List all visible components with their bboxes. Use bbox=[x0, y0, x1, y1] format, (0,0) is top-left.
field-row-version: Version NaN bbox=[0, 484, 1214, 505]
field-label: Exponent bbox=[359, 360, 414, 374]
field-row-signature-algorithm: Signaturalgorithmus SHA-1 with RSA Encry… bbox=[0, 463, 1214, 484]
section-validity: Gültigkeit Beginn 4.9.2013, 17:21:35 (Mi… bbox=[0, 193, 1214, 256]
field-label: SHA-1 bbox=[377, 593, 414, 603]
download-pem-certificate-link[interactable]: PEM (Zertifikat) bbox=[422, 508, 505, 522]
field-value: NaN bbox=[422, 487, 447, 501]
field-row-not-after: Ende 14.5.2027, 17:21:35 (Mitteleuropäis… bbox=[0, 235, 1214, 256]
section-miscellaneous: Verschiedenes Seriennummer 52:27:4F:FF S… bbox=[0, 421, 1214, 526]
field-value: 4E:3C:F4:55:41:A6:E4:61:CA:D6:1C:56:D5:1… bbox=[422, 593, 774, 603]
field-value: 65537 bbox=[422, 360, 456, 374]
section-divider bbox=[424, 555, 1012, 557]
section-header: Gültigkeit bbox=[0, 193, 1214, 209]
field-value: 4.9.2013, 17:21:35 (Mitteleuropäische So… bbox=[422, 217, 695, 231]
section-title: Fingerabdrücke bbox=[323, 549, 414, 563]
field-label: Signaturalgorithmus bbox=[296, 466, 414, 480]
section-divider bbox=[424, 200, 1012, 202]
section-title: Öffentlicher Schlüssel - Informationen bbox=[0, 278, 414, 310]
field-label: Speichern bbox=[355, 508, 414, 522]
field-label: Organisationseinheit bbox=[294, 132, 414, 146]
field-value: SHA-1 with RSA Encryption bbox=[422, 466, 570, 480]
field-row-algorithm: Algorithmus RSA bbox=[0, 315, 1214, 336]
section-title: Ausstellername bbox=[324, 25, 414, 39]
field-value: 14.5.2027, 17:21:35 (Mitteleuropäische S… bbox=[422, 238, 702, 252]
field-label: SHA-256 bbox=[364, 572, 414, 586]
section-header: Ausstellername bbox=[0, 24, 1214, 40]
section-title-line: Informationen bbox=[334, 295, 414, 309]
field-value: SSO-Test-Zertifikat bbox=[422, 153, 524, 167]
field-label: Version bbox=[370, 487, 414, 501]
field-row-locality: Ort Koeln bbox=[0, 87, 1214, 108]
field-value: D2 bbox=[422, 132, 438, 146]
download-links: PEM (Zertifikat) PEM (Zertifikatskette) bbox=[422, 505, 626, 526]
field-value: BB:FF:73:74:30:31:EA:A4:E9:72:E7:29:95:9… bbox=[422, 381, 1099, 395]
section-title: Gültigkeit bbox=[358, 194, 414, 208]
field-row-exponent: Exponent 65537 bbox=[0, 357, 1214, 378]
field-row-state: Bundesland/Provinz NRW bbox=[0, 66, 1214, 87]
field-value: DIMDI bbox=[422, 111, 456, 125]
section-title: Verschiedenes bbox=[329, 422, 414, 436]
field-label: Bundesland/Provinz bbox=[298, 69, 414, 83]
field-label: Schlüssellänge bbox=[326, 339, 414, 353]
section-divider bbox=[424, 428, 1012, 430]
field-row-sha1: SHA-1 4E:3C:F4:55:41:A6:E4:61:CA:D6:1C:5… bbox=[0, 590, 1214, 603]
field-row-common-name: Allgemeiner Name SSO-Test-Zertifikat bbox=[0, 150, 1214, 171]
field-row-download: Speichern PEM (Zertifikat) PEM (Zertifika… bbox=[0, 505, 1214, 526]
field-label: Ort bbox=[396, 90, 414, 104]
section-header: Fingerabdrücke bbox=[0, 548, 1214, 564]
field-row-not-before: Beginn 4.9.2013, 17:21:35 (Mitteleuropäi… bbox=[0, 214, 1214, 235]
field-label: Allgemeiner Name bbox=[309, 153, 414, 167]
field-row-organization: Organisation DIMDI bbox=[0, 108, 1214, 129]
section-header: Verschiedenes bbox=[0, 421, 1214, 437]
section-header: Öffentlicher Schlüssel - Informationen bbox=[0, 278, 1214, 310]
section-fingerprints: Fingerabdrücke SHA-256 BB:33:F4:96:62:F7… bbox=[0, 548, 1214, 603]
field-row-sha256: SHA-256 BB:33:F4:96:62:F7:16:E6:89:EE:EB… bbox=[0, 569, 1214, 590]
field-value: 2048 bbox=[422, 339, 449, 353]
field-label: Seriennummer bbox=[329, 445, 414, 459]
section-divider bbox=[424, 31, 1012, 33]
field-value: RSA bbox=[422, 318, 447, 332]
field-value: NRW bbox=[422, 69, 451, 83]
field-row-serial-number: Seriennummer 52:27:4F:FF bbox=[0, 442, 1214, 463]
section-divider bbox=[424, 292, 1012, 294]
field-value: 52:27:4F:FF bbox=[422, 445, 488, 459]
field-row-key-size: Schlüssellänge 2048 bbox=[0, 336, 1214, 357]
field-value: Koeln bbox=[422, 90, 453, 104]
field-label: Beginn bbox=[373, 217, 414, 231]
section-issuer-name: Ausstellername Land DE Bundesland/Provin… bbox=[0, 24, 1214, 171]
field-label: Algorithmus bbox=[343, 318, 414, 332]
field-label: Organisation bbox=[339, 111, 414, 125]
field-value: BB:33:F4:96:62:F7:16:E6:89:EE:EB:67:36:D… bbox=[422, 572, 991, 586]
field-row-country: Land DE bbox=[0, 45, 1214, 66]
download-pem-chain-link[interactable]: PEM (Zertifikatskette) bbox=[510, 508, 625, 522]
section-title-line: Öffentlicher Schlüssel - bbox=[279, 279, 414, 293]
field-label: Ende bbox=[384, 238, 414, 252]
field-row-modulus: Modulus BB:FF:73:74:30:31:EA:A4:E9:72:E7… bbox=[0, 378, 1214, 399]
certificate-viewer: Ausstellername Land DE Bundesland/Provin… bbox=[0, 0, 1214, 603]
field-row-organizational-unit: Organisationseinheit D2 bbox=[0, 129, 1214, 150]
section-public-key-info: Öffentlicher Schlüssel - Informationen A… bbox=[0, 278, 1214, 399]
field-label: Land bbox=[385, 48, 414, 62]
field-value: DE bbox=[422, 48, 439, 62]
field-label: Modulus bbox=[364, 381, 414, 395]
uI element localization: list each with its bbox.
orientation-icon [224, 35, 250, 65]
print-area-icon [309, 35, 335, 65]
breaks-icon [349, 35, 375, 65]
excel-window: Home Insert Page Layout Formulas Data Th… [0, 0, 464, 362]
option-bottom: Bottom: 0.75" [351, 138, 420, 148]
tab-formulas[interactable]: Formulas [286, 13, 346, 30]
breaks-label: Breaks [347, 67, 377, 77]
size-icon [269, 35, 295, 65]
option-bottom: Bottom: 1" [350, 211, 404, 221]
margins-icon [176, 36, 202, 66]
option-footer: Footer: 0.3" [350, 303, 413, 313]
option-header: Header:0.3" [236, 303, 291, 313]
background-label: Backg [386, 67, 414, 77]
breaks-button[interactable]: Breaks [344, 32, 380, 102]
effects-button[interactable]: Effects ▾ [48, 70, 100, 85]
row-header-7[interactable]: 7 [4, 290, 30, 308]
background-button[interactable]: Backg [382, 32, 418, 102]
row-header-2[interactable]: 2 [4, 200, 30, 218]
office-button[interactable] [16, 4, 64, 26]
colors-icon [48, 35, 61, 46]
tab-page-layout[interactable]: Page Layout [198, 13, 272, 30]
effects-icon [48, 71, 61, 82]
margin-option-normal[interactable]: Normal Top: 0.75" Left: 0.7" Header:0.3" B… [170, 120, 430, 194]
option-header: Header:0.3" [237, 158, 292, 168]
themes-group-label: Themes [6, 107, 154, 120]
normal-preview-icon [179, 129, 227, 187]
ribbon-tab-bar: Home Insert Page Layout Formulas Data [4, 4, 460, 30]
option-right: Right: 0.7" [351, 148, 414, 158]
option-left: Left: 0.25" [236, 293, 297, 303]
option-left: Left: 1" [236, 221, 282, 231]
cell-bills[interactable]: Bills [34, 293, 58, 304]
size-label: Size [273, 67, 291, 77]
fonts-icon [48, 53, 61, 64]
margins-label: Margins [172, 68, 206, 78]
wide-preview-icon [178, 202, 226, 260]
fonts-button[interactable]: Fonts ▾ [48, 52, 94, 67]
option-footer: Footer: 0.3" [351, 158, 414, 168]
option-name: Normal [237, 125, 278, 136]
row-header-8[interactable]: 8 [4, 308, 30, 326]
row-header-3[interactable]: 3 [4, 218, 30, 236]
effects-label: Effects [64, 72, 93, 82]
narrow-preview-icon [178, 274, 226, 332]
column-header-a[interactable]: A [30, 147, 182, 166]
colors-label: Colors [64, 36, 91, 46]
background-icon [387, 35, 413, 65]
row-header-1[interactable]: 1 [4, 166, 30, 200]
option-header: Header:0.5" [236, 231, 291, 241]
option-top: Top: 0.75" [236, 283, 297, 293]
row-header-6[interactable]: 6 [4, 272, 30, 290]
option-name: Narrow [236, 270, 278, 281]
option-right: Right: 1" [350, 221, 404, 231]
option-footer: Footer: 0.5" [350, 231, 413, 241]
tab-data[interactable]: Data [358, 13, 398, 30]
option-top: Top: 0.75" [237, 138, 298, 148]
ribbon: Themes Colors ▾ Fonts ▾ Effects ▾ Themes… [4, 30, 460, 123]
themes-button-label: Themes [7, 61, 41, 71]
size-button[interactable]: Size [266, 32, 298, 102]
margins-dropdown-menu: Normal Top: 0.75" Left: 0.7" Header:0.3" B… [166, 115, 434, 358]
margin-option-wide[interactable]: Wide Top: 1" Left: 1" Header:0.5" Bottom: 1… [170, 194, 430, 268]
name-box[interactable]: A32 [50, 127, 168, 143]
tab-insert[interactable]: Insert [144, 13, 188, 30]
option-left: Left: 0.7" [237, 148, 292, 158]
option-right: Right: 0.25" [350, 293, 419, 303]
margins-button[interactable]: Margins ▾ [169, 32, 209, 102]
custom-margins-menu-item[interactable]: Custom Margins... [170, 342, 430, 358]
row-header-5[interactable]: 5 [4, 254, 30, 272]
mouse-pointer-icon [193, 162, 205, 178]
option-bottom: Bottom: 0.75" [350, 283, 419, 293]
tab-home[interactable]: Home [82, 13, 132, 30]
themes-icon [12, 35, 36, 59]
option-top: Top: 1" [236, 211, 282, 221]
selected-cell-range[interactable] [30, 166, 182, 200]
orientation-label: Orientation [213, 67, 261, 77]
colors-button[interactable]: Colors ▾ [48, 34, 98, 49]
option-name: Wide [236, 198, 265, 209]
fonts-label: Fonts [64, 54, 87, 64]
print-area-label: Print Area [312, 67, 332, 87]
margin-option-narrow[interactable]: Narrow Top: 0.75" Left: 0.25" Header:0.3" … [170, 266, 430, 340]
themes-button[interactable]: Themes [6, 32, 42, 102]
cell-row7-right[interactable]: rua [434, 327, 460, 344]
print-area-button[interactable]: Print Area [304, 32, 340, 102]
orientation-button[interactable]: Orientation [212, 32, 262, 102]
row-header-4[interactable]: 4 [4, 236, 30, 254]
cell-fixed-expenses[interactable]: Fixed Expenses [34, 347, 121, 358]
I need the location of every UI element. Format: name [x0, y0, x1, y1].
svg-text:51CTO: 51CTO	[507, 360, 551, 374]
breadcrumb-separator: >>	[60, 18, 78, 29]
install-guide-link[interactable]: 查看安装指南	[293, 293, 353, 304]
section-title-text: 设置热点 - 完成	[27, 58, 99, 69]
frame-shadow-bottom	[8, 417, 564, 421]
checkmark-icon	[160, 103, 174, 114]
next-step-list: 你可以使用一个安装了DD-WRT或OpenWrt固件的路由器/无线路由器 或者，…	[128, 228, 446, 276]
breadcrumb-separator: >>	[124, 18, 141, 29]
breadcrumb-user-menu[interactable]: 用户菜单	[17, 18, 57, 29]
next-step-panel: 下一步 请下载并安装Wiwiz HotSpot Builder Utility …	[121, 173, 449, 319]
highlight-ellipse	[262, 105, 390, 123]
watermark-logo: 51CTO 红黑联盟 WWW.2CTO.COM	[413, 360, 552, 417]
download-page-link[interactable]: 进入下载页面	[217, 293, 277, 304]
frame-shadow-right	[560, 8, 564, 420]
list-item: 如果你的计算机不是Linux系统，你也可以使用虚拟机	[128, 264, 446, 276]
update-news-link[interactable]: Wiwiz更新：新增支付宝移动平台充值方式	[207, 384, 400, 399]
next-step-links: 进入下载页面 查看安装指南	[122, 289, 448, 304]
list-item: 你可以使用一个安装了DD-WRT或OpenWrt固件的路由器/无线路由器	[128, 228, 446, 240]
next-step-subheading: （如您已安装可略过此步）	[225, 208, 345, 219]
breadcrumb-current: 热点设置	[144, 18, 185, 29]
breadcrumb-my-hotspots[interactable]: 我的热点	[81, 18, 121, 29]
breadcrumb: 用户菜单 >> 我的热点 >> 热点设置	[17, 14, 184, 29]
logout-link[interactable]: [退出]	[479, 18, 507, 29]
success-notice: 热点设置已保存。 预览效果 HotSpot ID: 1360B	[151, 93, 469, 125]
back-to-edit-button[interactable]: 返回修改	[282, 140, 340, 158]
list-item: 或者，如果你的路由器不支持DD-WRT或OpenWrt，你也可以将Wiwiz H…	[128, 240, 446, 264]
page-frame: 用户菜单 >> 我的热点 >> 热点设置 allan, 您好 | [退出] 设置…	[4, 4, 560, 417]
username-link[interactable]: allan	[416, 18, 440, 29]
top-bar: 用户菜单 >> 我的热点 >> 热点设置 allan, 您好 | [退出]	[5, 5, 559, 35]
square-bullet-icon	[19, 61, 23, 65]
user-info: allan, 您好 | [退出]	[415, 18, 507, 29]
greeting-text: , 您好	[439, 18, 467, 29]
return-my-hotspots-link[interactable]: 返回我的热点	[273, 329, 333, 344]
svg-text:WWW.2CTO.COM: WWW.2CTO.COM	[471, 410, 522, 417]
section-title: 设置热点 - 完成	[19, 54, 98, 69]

..............................

[WHAT IS EXPECTED]
Render everything from the start of the records down to the line that contains "field-value: SHA-1 with" as a numbered list, leaving out any blank lines.

[EXERCISE RESULT]
1. List all visible components with their bboxes. Use bbox=[x0, y0, x1, y1] format, (0,0) is top-left.
2. field-row-version: Version NaN bbox=[0, 484, 1214, 505]
3. field-label: Exponent bbox=[359, 360, 414, 374]
4. field-row-signature-algorithm: Signaturalgorithmus SHA-1 with RSA Encry… bbox=[0, 463, 1214, 484]
5. section-validity: Gültigkeit Beginn 4.9.2013, 17:21:35 (Mi… bbox=[0, 193, 1214, 256]
6. field-label: SHA-1 bbox=[377, 593, 414, 603]
7. download-pem-certificate-link[interactable]: PEM (Zertifikat) bbox=[422, 508, 505, 522]
8. field-value: NaN bbox=[422, 487, 447, 501]
9. field-row-not-after: Ende 14.5.2027, 17:21:35 (Mitteleuropäis… bbox=[0, 235, 1214, 256]
10. section-miscellaneous: Verschiedenes Seriennummer 52:27:4F:FF S… bbox=[0, 421, 1214, 526]
11. field-value: 4E:3C:F4:55:41:A6:E4:61:CA:D6:1C:56:D5:1… bbox=[422, 593, 774, 603]
12. field-value: 65537 bbox=[422, 360, 456, 374]
13. section-divider bbox=[424, 555, 1012, 557]
14. section-header: Gültigkeit bbox=[0, 193, 1214, 209]
15. field-value: 4.9.2013, 17:21:35 (Mitteleuropäische So… bbox=[422, 217, 695, 231]
16. section-title: Fingerabdrücke bbox=[323, 549, 414, 563]
17. field-label: Signaturalgorithmus bbox=[296, 466, 414, 480]
18. section-divider bbox=[424, 200, 1012, 202]
19. section-title: Öffentlicher Schlüssel - Informationen bbox=[0, 278, 414, 310]
20. field-label: Speichern bbox=[355, 508, 414, 522]
21. field-label: Organisationseinheit bbox=[294, 132, 414, 146]
22. field-value: SHA-1 with RSA Encryption bbox=[422, 466, 570, 480]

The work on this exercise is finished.